→ REQUIRED TASK:
Report every line below that contains the string "tick", copying each one in full. Matching is case-sensitive.

Data items:

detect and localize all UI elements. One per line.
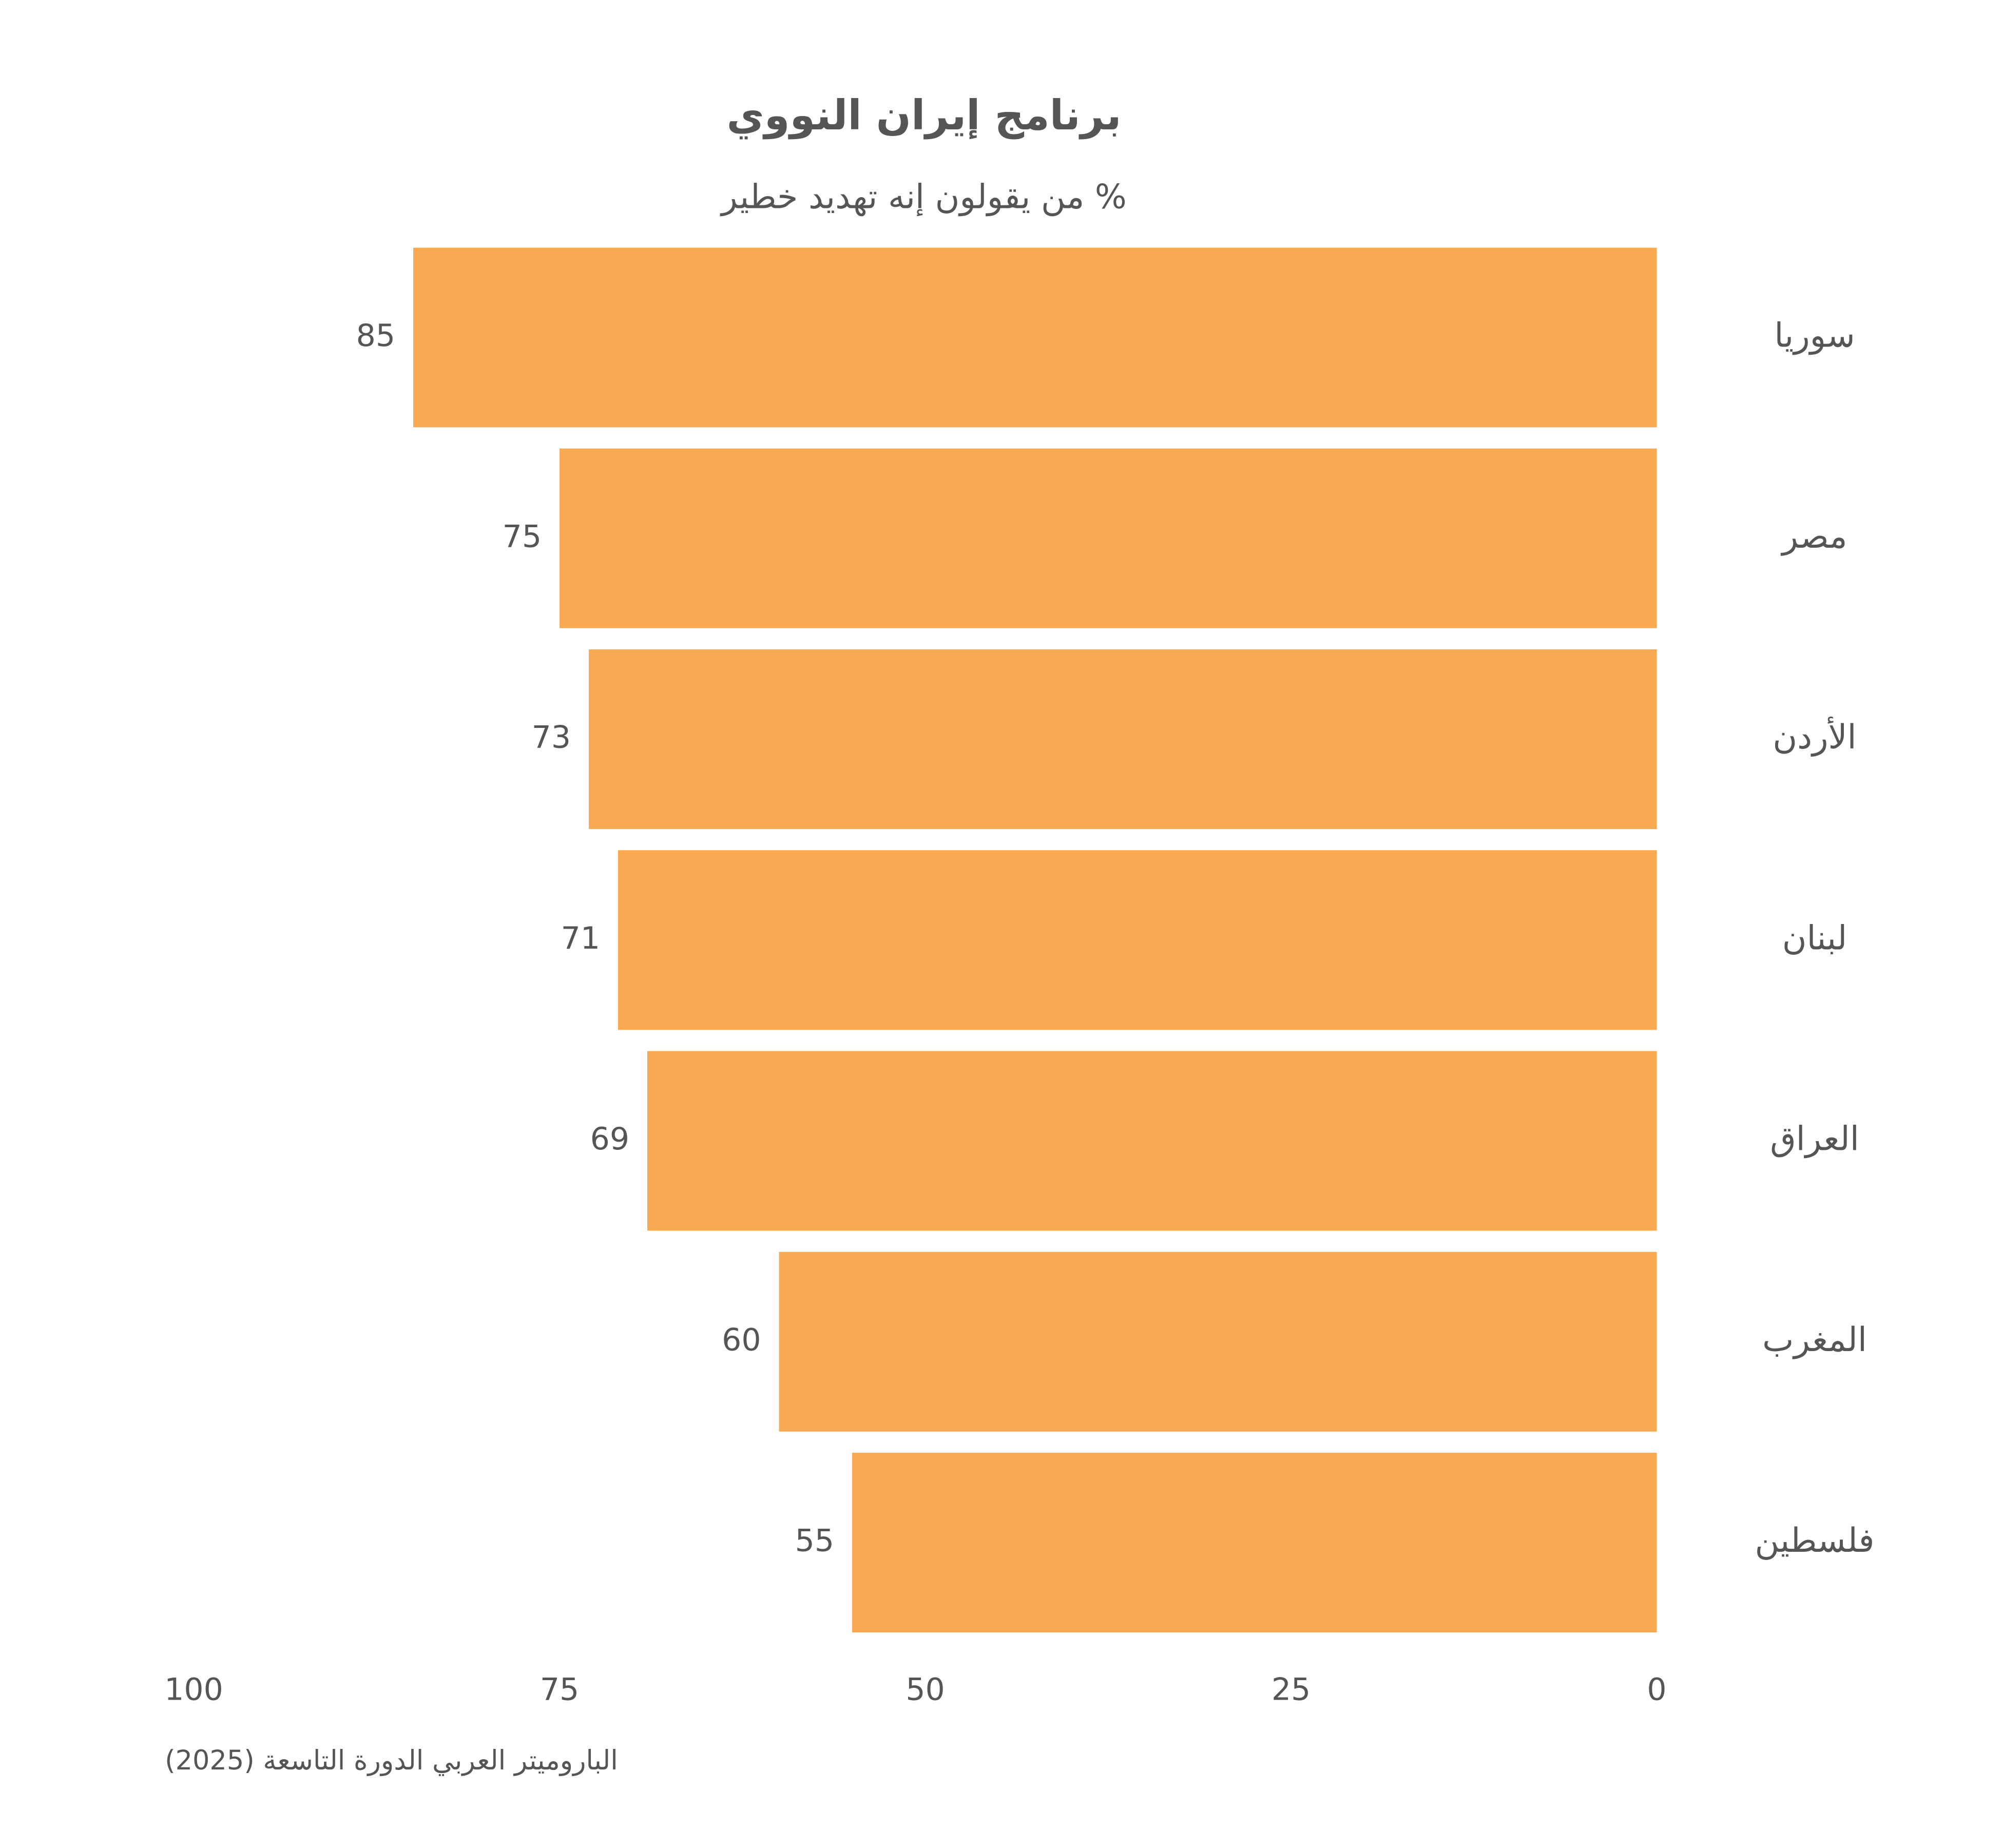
x-tick-label: 100 [164, 1672, 223, 1708]
value-label: 71 [561, 920, 600, 956]
y-tick-label: سوريا [1774, 317, 1855, 355]
chart-title: برنامج إيران النووي [726, 91, 1121, 140]
value-label: 69 [590, 1121, 629, 1157]
chart-subtitle: % من يقولون إنه تهديد خطير [720, 178, 1126, 217]
bar [560, 448, 1657, 628]
value-label: 85 [356, 318, 395, 354]
y-tick-label: فلسطين [1755, 1522, 1875, 1560]
y-tick-label: لبنان [1782, 919, 1847, 957]
bar [779, 1252, 1657, 1432]
bar [413, 247, 1657, 428]
y-tick-label: المغرب [1762, 1321, 1867, 1359]
y-tick-label: الأردن [1773, 716, 1856, 757]
bar [618, 850, 1657, 1030]
value-label: 55 [795, 1523, 834, 1559]
y-tick-label: مصر [1780, 517, 1847, 556]
source-note: الباروميتر العربي الدورة التاسعة (2025) [165, 1745, 618, 1776]
y-tick-label: العراق [1770, 1120, 1859, 1159]
value-label: 73 [532, 720, 571, 756]
value-label: 60 [722, 1322, 761, 1358]
bar [852, 1453, 1657, 1632]
bar [647, 1051, 1657, 1231]
value-label: 75 [503, 518, 542, 554]
x-tick-label: 75 [540, 1672, 579, 1708]
bar [589, 649, 1657, 829]
x-tick-label: 50 [906, 1672, 945, 1708]
x-tick-label: 0 [1647, 1672, 1666, 1708]
x-tick-label: 25 [1272, 1672, 1311, 1708]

→ RESULT FOR THIS TASK:
x-tick-label: 100 [164, 1672, 223, 1708]
y-tick-label: سوريا [1774, 317, 1855, 355]
y-tick-label: فلسطين [1755, 1522, 1875, 1560]
y-tick-label: لبنان [1782, 919, 1847, 957]
y-tick-label: المغرب [1762, 1321, 1867, 1359]
y-tick-label: الأردن [1773, 716, 1856, 757]
y-tick-label: مصر [1780, 517, 1847, 556]
y-tick-label: العراق [1770, 1120, 1859, 1159]
x-tick-label: 75 [540, 1672, 579, 1708]
x-tick-label: 50 [906, 1672, 945, 1708]
x-tick-label: 0 [1647, 1672, 1666, 1708]
x-tick-label: 25 [1272, 1672, 1311, 1708]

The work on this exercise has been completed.